>> start

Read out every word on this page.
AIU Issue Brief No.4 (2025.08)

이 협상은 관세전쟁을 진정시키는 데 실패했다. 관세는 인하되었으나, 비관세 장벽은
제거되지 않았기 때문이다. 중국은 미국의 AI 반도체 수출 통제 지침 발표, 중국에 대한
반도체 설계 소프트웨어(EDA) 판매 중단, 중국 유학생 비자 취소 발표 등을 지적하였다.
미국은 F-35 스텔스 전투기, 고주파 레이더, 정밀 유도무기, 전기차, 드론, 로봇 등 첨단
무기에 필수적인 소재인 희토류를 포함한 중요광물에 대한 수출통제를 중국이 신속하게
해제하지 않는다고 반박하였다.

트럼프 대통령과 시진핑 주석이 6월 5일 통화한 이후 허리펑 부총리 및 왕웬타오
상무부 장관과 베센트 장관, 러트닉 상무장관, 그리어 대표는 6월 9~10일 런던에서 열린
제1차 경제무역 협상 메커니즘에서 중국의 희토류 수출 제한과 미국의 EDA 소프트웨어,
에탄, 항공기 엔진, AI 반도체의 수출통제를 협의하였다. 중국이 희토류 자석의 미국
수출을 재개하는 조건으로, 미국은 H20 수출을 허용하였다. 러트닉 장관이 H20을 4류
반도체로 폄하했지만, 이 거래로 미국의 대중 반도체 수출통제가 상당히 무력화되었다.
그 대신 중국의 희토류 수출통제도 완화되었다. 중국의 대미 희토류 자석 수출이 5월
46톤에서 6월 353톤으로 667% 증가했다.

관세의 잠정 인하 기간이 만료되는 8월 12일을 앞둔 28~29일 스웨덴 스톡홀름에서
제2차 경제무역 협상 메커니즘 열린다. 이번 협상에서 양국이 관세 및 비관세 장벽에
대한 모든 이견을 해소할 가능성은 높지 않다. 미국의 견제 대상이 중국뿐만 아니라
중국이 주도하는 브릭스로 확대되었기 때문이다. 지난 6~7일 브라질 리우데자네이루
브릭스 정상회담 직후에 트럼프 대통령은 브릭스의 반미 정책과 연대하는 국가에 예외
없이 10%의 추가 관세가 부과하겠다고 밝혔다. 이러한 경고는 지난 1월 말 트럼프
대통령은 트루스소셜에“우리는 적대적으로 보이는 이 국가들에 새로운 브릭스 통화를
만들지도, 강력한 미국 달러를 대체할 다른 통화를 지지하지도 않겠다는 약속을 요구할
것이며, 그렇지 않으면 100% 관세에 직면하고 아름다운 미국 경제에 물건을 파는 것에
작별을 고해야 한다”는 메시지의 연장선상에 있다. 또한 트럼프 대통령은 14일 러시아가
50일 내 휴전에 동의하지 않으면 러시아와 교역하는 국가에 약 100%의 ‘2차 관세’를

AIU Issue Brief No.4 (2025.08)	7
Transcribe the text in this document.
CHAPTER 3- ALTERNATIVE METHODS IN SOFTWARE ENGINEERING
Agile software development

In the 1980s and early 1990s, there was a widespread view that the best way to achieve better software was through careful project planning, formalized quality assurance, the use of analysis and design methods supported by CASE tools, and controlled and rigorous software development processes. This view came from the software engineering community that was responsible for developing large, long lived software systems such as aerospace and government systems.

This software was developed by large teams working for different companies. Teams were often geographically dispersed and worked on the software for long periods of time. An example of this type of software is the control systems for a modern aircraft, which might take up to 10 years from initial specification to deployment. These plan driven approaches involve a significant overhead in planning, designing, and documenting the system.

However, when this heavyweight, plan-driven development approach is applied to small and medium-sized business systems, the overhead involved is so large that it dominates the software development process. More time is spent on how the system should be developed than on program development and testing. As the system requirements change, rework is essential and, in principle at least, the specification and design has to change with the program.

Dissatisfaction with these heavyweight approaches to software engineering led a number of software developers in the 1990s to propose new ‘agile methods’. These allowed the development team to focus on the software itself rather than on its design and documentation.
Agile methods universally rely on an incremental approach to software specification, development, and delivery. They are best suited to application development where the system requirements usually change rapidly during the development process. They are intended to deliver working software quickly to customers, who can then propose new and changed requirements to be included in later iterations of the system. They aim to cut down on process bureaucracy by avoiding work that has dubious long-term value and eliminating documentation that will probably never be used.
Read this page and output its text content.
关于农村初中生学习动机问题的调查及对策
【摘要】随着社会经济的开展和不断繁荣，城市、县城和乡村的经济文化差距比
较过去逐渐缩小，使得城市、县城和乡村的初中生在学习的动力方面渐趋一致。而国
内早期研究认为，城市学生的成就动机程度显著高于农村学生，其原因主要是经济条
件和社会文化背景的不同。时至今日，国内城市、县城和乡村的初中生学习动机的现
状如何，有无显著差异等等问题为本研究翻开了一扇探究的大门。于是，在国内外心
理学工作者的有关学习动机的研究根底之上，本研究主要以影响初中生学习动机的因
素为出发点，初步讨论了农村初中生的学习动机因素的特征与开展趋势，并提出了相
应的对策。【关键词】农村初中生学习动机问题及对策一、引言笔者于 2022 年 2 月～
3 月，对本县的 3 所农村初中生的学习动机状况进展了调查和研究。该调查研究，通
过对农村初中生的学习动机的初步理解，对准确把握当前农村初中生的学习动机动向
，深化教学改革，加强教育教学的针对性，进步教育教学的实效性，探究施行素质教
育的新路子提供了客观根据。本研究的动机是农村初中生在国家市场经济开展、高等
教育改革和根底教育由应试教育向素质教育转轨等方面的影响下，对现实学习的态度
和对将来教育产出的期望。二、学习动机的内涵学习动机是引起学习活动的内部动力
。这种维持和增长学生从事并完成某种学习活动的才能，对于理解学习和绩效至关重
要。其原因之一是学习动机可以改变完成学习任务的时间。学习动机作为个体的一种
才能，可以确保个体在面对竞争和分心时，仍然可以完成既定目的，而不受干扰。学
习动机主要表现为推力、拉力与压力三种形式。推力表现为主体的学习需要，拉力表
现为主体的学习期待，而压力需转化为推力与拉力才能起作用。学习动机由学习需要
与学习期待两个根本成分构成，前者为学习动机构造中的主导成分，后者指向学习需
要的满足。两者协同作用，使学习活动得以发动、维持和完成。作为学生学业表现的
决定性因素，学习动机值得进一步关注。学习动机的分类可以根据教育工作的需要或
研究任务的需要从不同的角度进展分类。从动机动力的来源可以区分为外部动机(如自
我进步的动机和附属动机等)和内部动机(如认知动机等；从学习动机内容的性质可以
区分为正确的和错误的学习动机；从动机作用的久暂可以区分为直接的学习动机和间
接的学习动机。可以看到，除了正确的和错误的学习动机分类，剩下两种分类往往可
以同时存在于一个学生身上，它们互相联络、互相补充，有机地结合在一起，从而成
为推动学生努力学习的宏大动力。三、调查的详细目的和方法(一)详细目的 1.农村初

>> end

Look through the data above. Each line containing the word "Brief" needs to be copied.

__Full answer__:
AIU Issue Brief No.4 (2025.08)
AIU Issue Brief No.4 (2025.08)	7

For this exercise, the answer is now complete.